--- start ---

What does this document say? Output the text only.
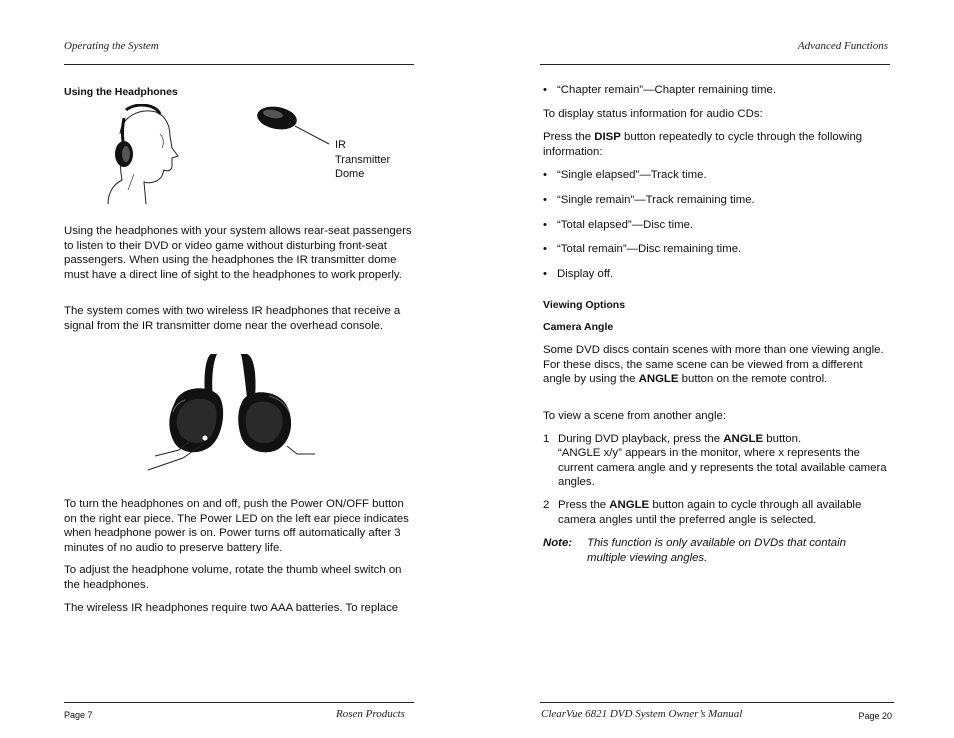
Operating the System
Using the Headphones
IR
Transmitter
Dome
Using the headphones with your system allows rear-seat passengers to listen to their DVD or video game without disturbing front-seat passengers. When using the headphones the IR transmitter dome must have a direct line of sight to the headphones to work properly.
The system comes with two wireless IR headphones that receive a signal from the IR transmitter dome near the overhead console.
To turn the headphones on and off, push the Power ON/OFF button on the right ear piece. The Power LED on the left ear piece indicates when headphone power is on. Power turns off automatically after 3 minutes of no audio to preserve battery life.
To adjust the headphone volume, rotate the thumb wheel switch on the headphones.
The wireless IR headphones require two AAA batteries. To replace
Page 7	Rosen Products
Advanced Functions
• “Chapter remain”—Chapter remaining time.
To display status information for audio CDs:
Press the DISP button repeatedly to cycle through the following information:
• “Single elapsed”—Track time.
• “Single remain”—Track remaining time.
• “Total elapsed”—Disc time.
• “Total remain”—Disc remaining time.
• Display off.
Viewing Options
Camera Angle
Some DVD discs contain scenes with more than one viewing angle. For these discs, the same scene can be viewed from a different angle by using the ANGLE button on the remote control.
To view a scene from another angle:
1 During DVD playback, press the ANGLE button.
“ANGLE x/y” appears in the monitor, where x represents the current camera angle and y represents the total available camera angles.
2 Press the ANGLE button again to cycle through all available camera angles until the preferred angle is selected.
Note: This function is only available on DVDs that contain multiple viewing angles.
ClearVue 6821 DVD System Owner’s Manual	Page 20
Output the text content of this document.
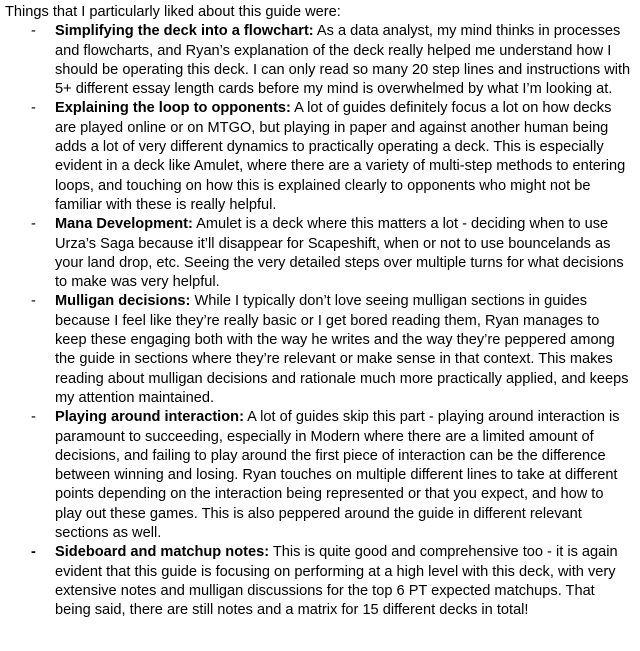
Things that I particularly liked about this guide were:

-	Simplifying the deck into a flowchart: As a data analyst, my mind thinks in processes and flowcharts, and Ryan’s explanation of the deck really helped me understand how I should be operating this deck. I can only read so many 20 step lines and instructions with 5+ different essay length cards before my mind is overwhelmed by what I’m looking at.
-	Explaining the loop to opponents: A lot of guides definitely focus a lot on how decks are played online or on MTGO, but playing in paper and against another human being adds a lot of very different dynamics to practically operating a deck. This is especially evident in a deck like Amulet, where there are a variety of multi-step methods to entering loops, and touching on how this is explained clearly to opponents who might not be familiar with these is really helpful.
-	Mana Development: Amulet is a deck where this matters a lot - deciding when to use Urza’s Saga because it’ll disappear for Scapeshift, when or not to use bouncelands as your land drop, etc. Seeing the very detailed steps over multiple turns for what decisions to make was very helpful.
-	Mulligan decisions: While I typically don’t love seeing mulligan sections in guides because I feel like they’re really basic or I get bored reading them, Ryan manages to keep these engaging both with the way he writes and the way they’re peppered among the guide in sections where they’re relevant or make sense in that context. This makes reading about mulligan decisions and rationale much more practically applied, and keeps my attention maintained.
-	Playing around interaction: A lot of guides skip this part - playing around interaction is paramount to succeeding, especially in Modern where there are a limited amount of decisions, and failing to play around the first piece of interaction can be the difference between winning and losing. Ryan touches on multiple different lines to take at different points depending on the interaction being represented or that you expect, and how to play out these games. This is also peppered around the guide in different relevant sections as well.
-	Sideboard and matchup notes: This is quite good and comprehensive too - it is again evident that this guide is focusing on performing at a high level with this deck, with very extensive notes and mulligan discussions for the top 6 PT expected matchups. That being said, there are still notes and a matrix for 15 different decks in total!
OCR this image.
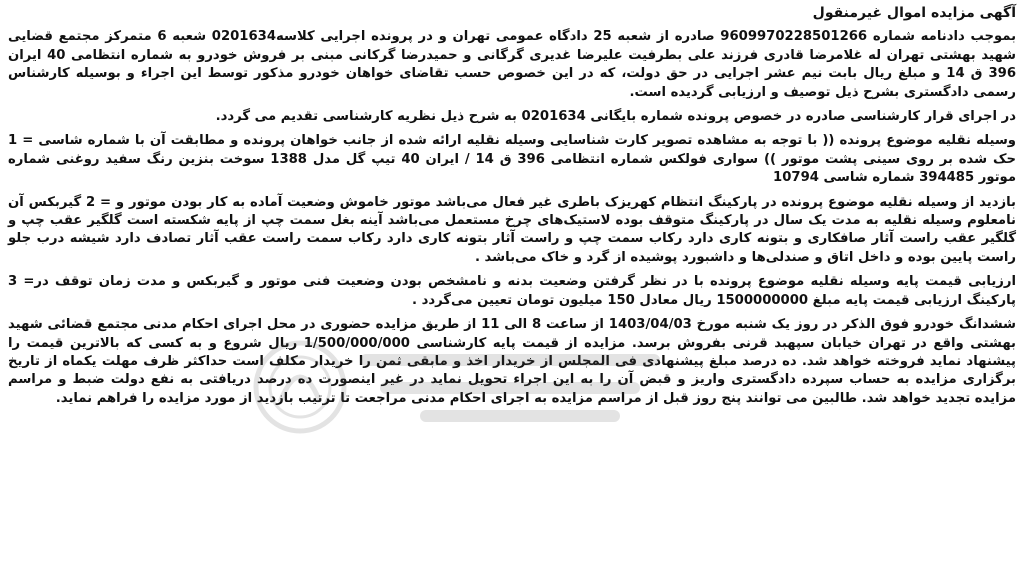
آگهی مزایده اموال غیرمنقول

بموجب دادنامه شماره 9609970228501266 صادره از شعبه 25 دادگاه عمومی تهران و در پرونده اجرایی کلاسه0201634 شعبه 6 متمرکز مجتمع قضایی شهید بهشتی تهران له غلامرضا قادری فرزند علی بطرفیت علیرضا غدیری گرگانی و حمیدرضا گرکانی مبنی بر فروش خودرو به شماره انتظامی 40 ایران 396 ق 14 و مبلغ ریال بابت نیم عشر اجرایی در حق دولت، که در این خصوص حسب تقاضای خواهان خودرو مذکور توسط این اجراء و بوسیله کارشناس رسمی دادگستری بشرح ذیل توصیف و ارزیابی گردیده است.

در اجرای قرار کارشناسی صادره در خصوص پرونده شماره بایگانی 0201634 به شرح ذیل نظریه کارشناسی تقدیم می گردد.

وسیله نقلیه موضوع پرونده (( با توجه به مشاهده تصویر کارت شناسایی وسیله نقلیه ارائه شده از جانب خواهان پرونده و مطابقت آن با شماره شاسی = 1 حک شده بر روی سینی پشت موتور )) سواری فولکس شماره انتظامی 396 ق 14 / ایران 40 تیپ گل مدل 1388 سوخت بنزین رنگ سفید روغنی شماره موتور 394485 شماره شاسی 10794

بازدید از وسیله نقلیه موضوع پرونده در پارکینگ انتظام کهریزک باطری غیر فعال می‌باشد موتور خاموش وضعیت آماده به کار بودن موتور و = 2 گیربکس آن نامعلوم وسیله نقلیه به مدت یک سال در پارکینگ متوقف بوده لاستیک‌های چرخ مستعمل می‌باشد آینه بغل سمت چپ از پایه شکسته است گلگیر عقب چپ و گلگیر عقب راست آثار صافکاری و بتونه کاری دارد رکاب سمت چپ و راست آثار بتونه کاری دارد رکاب سمت راست عقب آثار تصادف دارد شیشه درب جلو راست پایین بوده و داخل اتاق و صندلی‌ها و داشبورد پوشیده از گرد و خاک می‌باشد .

ارزیابی قیمت پایه وسیله نقلیه موضوع پرونده با در نظر گرفتن وضعیت بدنه و نامشخص بودن وضعیت فنی موتور و گیربکس و مدت زمان توقف در= 3 پارکینگ ارزیابی قیمت پایه مبلغ 1500000000 ریال معادل 150 میلیون تومان تعیین می‌گردد .

ششدانگ خودرو فوق الذکر در روز یک شنبه مورخ 1403/04/03 از ساعت 8 الی 11 از طریق مزایده حضوری در محل اجرای احکام مدنی مجتمع قضائی شهید بهشتی واقع در تهران خیابان سپهبد قرنی بفروش برسد. مزایده از قیمت پایه کارشناسی 1/500/000/000 ریال شروع و به کسی که بالاترین قیمت را پیشنهاد نماید فروخته خواهد شد. ده درصد مبلغ پیشنهادی فی المجلس از خریدار اخذ و مابقی ثمن را خریدار مکلف است حداکثر ظرف مهلت یکماه از تاریخ برگزاری مزایده به حساب سپرده دادگستری واریز و قبض آن را به این اجراء تحویل نماید در غیر اینصورت ده درصد دریافتی به نفع دولت ضبط و مراسم مزایده تجدید خواهد شد. طالبین می توانند پنج روز قبل از مراسم مزایده به اجرای احکام مدنی مراجعت تا ترتیب بازدید از مورد مزایده را فراهم نماید.
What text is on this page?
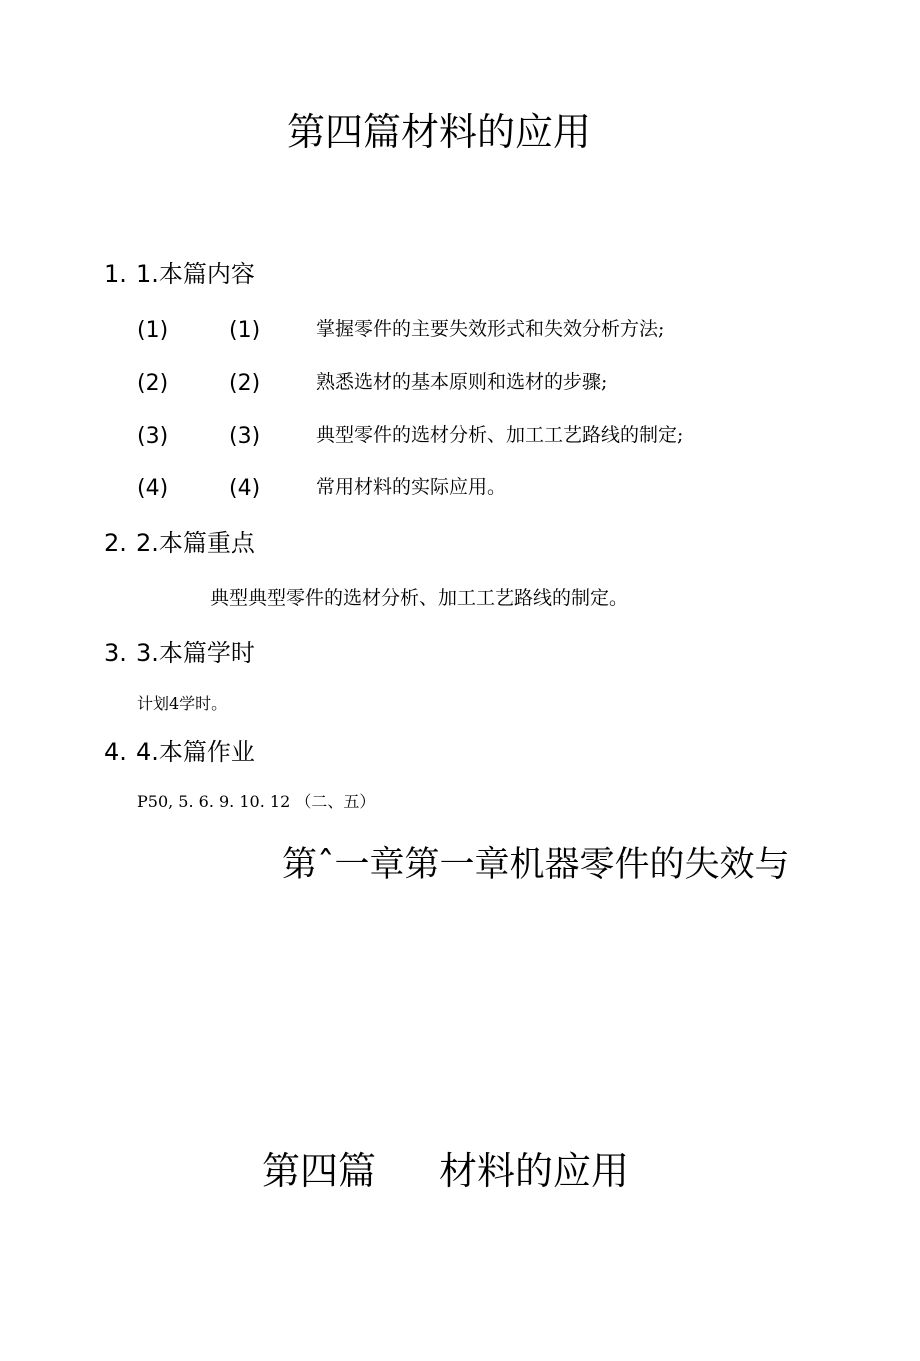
第四篇材料的应用
1. 1.本篇内容
(1)	(1)	掌握零件的主要失效形式和失效分析方法;
(2)	(2)	熟悉选材的基本原则和选材的步骤;
(3)	(3)	典型零件的选材分析、加工工艺路线的制定;
(4)	(4)	常用材料的实际应用。
2. 2.本篇重点
典型典型零件的选材分析、加工工艺路线的制定。
3. 3.本篇学时
计划4学时。
4. 4.本篇作业
P50, 5. 6. 9. 10. 12 （二、五）
第ˆ一章第一章机器零件的失效与
第四篇 材料的应用
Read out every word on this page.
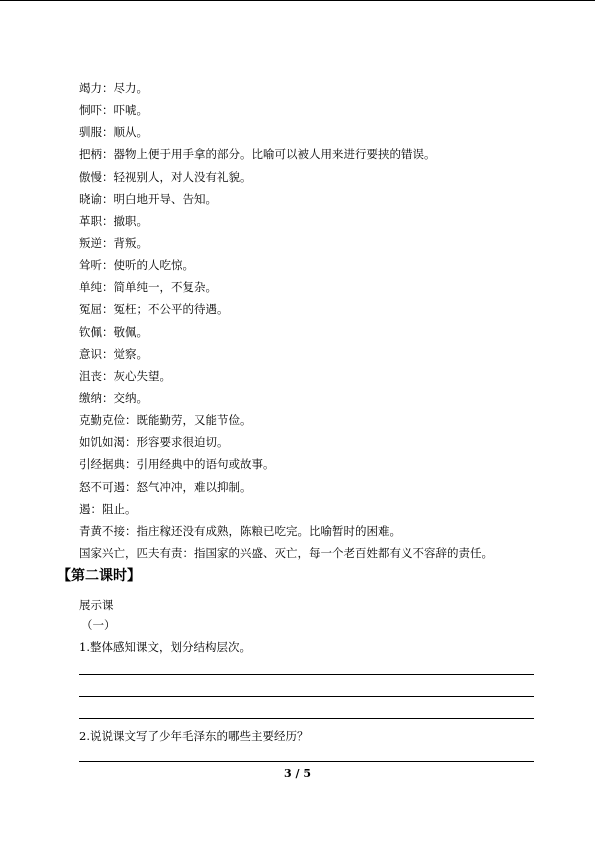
竭力：尽力。
恫吓：吓唬。
驯服：顺从。
把柄：器物上便于用手拿的部分。比喻可以被人用来进行要挟的错误。
傲慢：轻视别人，对人没有礼貌。
晓谕：明白地开导、告知。
革职：撤职。
叛逆：背叛。
耸听：使听的人吃惊。
单纯：简单纯一，不复杂。
冤屈：冤枉；不公平的待遇。
钦佩：敬佩。
意识：觉察。
沮丧：灰心失望。
缴纳：交纳。
克勤克俭：既能勤劳，又能节俭。
如饥如渴：形容要求很迫切。
引经据典：引用经典中的语句或故事。
怒不可遏：怒气冲冲，难以抑制。
遏：阻止。
青黄不接：指庄稼还没有成熟，陈粮已吃完。比喻暂时的困难。
国家兴亡，匹夫有责：指国家的兴盛、灭亡，每一个老百姓都有义不容辞的责任。
【第二课时】
展示课
（一）
1.整体感知课文，划分结构层次。
2.说说课文写了少年毛泽东的哪些主要经历？
3 / 5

--- end ---

Starting at the line that contains "Read out every word on this page.", restate each line verbatim through the final line of the listing, skipping all pictures.

**Task output**
Read out every word on this page.
竭力：尽力。
恫吓：吓唬。
驯服：顺从。
把柄：器物上便于用手拿的部分。比喻可以被人用来进行要挟的错误。
傲慢：轻视别人，对人没有礼貌。
晓谕：明白地开导、告知。
革职：撤职。
叛逆：背叛。
耸听：使听的人吃惊。
单纯：简单纯一，不复杂。
冤屈：冤枉；不公平的待遇。
钦佩：敬佩。
意识：觉察。
沮丧：灰心失望。
缴纳：交纳。
克勤克俭：既能勤劳，又能节俭。
如饥如渴：形容要求很迫切。
引经据典：引用经典中的语句或故事。
怒不可遏：怒气冲冲，难以抑制。
遏：阻止。
青黄不接：指庄稼还没有成熟，陈粮已吃完。比喻暂时的困难。
国家兴亡，匹夫有责：指国家的兴盛、灭亡，每一个老百姓都有义不容辞的责任。
【第二课时】
展示课
（一）
1.整体感知课文，划分结构层次。
2.说说课文写了少年毛泽东的哪些主要经历？
3 / 5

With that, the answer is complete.